Data items:
** Start **

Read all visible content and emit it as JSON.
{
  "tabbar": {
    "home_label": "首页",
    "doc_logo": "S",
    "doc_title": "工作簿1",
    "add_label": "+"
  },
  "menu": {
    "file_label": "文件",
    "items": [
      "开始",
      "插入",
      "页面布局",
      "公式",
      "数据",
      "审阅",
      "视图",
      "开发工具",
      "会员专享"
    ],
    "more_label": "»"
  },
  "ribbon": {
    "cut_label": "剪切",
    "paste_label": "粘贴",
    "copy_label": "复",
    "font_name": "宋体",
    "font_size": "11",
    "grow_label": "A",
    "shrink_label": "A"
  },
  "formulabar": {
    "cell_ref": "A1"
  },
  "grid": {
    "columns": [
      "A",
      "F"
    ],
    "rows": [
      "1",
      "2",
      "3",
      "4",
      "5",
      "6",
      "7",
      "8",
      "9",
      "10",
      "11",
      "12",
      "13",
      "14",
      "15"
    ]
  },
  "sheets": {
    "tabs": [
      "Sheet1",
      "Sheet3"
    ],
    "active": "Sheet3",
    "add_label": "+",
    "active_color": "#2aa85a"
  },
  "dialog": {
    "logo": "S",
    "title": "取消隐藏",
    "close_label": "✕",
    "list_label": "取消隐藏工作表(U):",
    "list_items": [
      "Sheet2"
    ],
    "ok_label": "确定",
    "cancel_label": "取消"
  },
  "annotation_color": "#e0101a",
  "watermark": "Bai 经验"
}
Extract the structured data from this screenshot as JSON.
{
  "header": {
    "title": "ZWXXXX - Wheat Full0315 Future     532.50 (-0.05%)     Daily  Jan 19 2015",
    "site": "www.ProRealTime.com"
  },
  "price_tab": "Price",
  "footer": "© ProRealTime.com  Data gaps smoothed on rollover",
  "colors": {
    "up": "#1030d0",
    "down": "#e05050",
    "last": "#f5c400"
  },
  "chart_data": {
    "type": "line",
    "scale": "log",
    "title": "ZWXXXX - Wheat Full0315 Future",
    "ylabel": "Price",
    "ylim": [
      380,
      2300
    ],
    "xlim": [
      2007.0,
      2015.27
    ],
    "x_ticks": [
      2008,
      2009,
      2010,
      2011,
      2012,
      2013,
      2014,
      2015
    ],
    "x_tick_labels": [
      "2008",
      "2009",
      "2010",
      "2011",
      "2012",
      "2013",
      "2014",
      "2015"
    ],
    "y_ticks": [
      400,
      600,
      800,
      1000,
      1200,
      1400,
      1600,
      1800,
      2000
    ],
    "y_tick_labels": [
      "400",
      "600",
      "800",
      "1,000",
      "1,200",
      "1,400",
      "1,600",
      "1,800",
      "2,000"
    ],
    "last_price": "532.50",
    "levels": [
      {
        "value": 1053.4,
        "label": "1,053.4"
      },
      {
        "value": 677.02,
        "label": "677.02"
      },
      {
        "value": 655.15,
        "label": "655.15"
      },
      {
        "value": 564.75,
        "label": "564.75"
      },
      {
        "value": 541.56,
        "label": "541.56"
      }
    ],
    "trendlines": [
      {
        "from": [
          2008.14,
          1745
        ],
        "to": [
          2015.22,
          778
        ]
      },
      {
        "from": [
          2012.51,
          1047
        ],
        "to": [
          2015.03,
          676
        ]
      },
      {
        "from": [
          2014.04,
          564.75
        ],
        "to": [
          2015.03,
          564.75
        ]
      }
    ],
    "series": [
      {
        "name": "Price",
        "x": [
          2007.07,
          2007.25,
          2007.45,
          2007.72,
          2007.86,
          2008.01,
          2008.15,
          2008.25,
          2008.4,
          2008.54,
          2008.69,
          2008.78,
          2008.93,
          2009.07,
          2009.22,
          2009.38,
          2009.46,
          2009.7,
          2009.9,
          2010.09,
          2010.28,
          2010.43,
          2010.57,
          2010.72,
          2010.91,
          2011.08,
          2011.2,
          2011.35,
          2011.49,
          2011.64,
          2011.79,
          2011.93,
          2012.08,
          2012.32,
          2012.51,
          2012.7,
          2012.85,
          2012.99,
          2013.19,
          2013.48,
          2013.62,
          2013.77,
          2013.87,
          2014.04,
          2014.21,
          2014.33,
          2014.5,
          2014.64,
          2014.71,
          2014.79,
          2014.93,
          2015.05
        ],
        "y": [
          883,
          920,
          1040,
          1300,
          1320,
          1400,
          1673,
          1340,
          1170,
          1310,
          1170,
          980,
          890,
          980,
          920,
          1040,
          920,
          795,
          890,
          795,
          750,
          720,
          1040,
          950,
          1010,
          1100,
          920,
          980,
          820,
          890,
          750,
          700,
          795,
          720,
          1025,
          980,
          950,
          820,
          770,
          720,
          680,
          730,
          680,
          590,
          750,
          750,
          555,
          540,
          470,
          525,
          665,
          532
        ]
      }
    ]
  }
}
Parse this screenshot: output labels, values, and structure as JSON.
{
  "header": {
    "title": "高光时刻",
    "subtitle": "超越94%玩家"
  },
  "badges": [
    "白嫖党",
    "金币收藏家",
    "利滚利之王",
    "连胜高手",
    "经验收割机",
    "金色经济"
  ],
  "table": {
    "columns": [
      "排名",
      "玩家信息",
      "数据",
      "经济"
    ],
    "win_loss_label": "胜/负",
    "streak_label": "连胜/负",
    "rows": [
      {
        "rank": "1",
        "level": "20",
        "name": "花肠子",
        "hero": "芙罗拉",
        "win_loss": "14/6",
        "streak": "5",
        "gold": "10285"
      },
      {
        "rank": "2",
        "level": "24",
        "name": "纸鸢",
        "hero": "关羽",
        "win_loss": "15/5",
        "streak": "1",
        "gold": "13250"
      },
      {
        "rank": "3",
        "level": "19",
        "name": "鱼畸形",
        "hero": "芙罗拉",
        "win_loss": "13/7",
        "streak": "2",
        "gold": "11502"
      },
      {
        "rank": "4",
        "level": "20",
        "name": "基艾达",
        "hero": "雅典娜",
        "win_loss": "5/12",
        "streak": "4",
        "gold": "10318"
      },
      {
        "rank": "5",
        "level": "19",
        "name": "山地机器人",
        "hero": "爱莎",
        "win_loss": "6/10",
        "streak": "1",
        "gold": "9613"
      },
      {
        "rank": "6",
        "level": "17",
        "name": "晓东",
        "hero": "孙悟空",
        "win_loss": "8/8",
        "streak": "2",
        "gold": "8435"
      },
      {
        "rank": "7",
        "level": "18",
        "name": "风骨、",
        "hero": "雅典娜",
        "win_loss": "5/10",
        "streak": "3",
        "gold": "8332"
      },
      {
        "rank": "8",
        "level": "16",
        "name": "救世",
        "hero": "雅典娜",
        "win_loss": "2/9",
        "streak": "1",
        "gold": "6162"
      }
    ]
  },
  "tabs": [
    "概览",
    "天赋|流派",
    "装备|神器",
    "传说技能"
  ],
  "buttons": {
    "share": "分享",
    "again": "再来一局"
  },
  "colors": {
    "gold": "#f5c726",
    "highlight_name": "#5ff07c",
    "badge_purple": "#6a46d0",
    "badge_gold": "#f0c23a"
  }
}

** End **

Write out every record shown above, word for word.

Read all visible content and emit it as JSON.
{
  "tabbar": {
    "home_label": "首页",
    "doc_logo": "S",
    "doc_title": "工作簿1",
    "add_label": "+"
  },
  "menu": {
    "file_label": "文件",
    "items": [
      "开始",
      "插入",
      "页面布局",
      "公式",
      "数据",
      "审阅",
      "视图",
      "开发工具",
      "会员专享"
    ],
    "more_label": "»"
  },
  "ribbon": {
    "cut_label": "剪切",
    "paste_label": "粘贴",
    "copy_label": "复",
    "font_name": "宋体",
    "font_size": "11",
    "grow_label": "A",
    "shrink_label": "A"
  },
  "formulabar": {
    "cell_ref": "A1"
  },
  "grid": {
    "columns": [
      "A",
      "F"
    ],
    "rows": [
      "1",
      "2",
      "3",
      "4",
      "5",
      "6",
      "7",
      "8",
      "9",
      "10",
      "11",
      "12",
      "13",
      "14",
      "15"
    ]
  },
  "sheets": {
    "tabs": [
      "Sheet1",
      "Sheet3"
    ],
    "active": "Sheet3",
    "add_label": "+",
    "active_color": "#2aa85a"
  },
  "dialog": {
    "logo": "S",
    "title": "取消隐藏",
    "close_label": "✕",
    "list_label": "取消隐藏工作表(U):",
    "list_items": [
      "Sheet2"
    ],
    "ok_label": "确定",
    "cancel_label": "取消"
  },
  "annotation_color": "#e0101a",
  "watermark": "Bai 经验"
}
Extract the structured data from this screenshot as JSON.
{
  "header": {
    "title": "ZWXXXX - Wheat Full0315 Future     532.50 (-0.05%)     Daily  Jan 19 2015",
    "site": "www.ProRealTime.com"
  },
  "price_tab": "Price",
  "footer": "© ProRealTime.com  Data gaps smoothed on rollover",
  "colors": {
    "up": "#1030d0",
    "down": "#e05050",
    "last": "#f5c400"
  },
  "chart_data": {
    "type": "line",
    "scale": "log",
    "title": "ZWXXXX - Wheat Full0315 Future",
    "ylabel": "Price",
    "ylim": [
      380,
      2300
    ],
    "xlim": [
      2007.0,
      2015.27
    ],
    "x_ticks": [
      2008,
      2009,
      2010,
      2011,
      2012,
      2013,
      2014,
      2015
    ],
    "x_tick_labels": [
      "2008",
      "2009",
      "2010",
      "2011",
      "2012",
      "2013",
      "2014",
      "2015"
    ],
    "y_ticks": [
      400,
      600,
      800,
      1000,
      1200,
      1400,
      1600,
      1800,
      2000
    ],
    "y_tick_labels": [
      "400",
      "600",
      "800",
      "1,000",
      "1,200",
      "1,400",
      "1,600",
      "1,800",
      "2,000"
    ],
    "last_price": "532.50",
    "levels": [
      {
        "value": 1053.4,
        "label": "1,053.4"
      },
      {
        "value": 677.02,
        "label": "677.02"
      },
      {
        "value": 655.15,
        "label": "655.15"
      },
      {
        "value": 564.75,
        "label": "564.75"
      },
      {
        "value": 541.56,
        "label": "541.56"
      }
    ],
    "trendlines": [
      {
        "from": [
          2008.14,
          1745
        ],
        "to": [
          2015.22,
          778
        ]
      },
      {
        "from": [
          2012.51,
          1047
        ],
        "to": [
          2015.03,
          676
        ]
      },
      {
        "from": [
          2014.04,
          564.75
        ],
        "to": [
          2015.03,
          564.75
        ]
      }
    ],
    "series": [
      {
        "name": "Price",
        "x": [
          2007.07,
          2007.25,
          2007.45,
          2007.72,
          2007.86,
          2008.01,
          2008.15,
          2008.25,
          2008.4,
          2008.54,
          2008.69,
          2008.78,
          2008.93,
          2009.07,
          2009.22,
          2009.38,
          2009.46,
          2009.7,
          2009.9,
          2010.09,
          2010.28,
          2010.43,
          2010.57,
          2010.72,
          2010.91,
          2011.08,
          2011.2,
          2011.35,
          2011.49,
          2011.64,
          2011.79,
          2011.93,
          2012.08,
          2012.32,
          2012.51,
          2012.7,
          2012.85,
          2012.99,
          2013.19,
          2013.48,
          2013.62,
          2013.77,
          2013.87,
          2014.04,
          2014.21,
          2014.33,
          2014.5,
          2014.64,
          2014.71,
          2014.79,
          2014.93,
          2015.05
        ],
        "y": [
          883,
          920,
          1040,
          1300,
          1320,
          1400,
          1673,
          1340,
          1170,
          1310,
          1170,
          980,
          890,
          980,
          920,
          1040,
          920,
          795,
          890,
          795,
          750,
          720,
          1040,
          950,
          1010,
          1100,
          920,
          980,
          820,
          890,
          750,
          700,
          795,
          720,
          1025,
          980,
          950,
          820,
          770,
          720,
          680,
          730,
          680,
          590,
          750,
          750,
          555,
          540,
          470,
          525,
          665,
          532
        ]
      }
    ]
  }
}
Parse this screenshot: output labels, values, and structure as JSON.
{
  "header": {
    "title": "高光时刻",
    "subtitle": "超越94%玩家"
  },
  "badges": [
    "白嫖党",
    "金币收藏家",
    "利滚利之王",
    "连胜高手",
    "经验收割机",
    "金色经济"
  ],
  "table": {
    "columns": [
      "排名",
      "玩家信息",
      "数据",
      "经济"
    ],
    "win_loss_label": "胜/负",
    "streak_label": "连胜/负",
    "rows": [
      {
        "rank": "1",
        "level": "20",
        "name": "花肠子",
        "hero": "芙罗拉",
        "win_loss": "14/6",
        "streak": "5",
        "gold": "10285"
      },
      {
        "rank": "2",
        "level": "24",
        "name": "纸鸢",
        "hero": "关羽",
        "win_loss": "15/5",
        "streak": "1",
        "gold": "13250"
      },
      {
        "rank": "3",
        "level": "19",
        "name": "鱼畸形",
        "hero": "芙罗拉",
        "win_loss": "13/7",
        "streak": "2",
        "gold": "11502"
      },
      {
        "rank": "4",
        "level": "20",
        "name": "基艾达",
        "hero": "雅典娜",
        "win_loss": "5/12",
        "streak": "4",
        "gold": "10318"
      },
      {
        "rank": "5",
        "level": "19",
        "name": "山地机器人",
        "hero": "爱莎",
        "win_loss": "6/10",
        "streak": "1",
        "gold": "9613"
      },
      {
        "rank": "6",
        "level": "17",
        "name": "晓东",
        "hero": "孙悟空",
        "win_loss": "8/8",
        "streak": "2",
        "gold": "8435"
      },
      {
        "rank": "7",
        "level": "18",
        "name": "风骨、",
        "hero": "雅典娜",
        "win_loss": "5/10",
        "streak": "3",
        "gold": "8332"
      },
      {
        "rank": "8",
        "level": "16",
        "name": "救世",
        "hero": "雅典娜",
        "win_loss": "2/9",
        "streak": "1",
        "gold": "6162"
      }
    ]
  },
  "tabs": [
    "概览",
    "天赋|流派",
    "装备|神器",
    "传说技能"
  ],
  "buttons": {
    "share": "分享",
    "again": "再来一局"
  },
  "colors": {
    "gold": "#f5c726",
    "highlight_name": "#5ff07c",
    "badge_purple": "#6a46d0",
    "badge_gold": "#f0c23a"
  }
}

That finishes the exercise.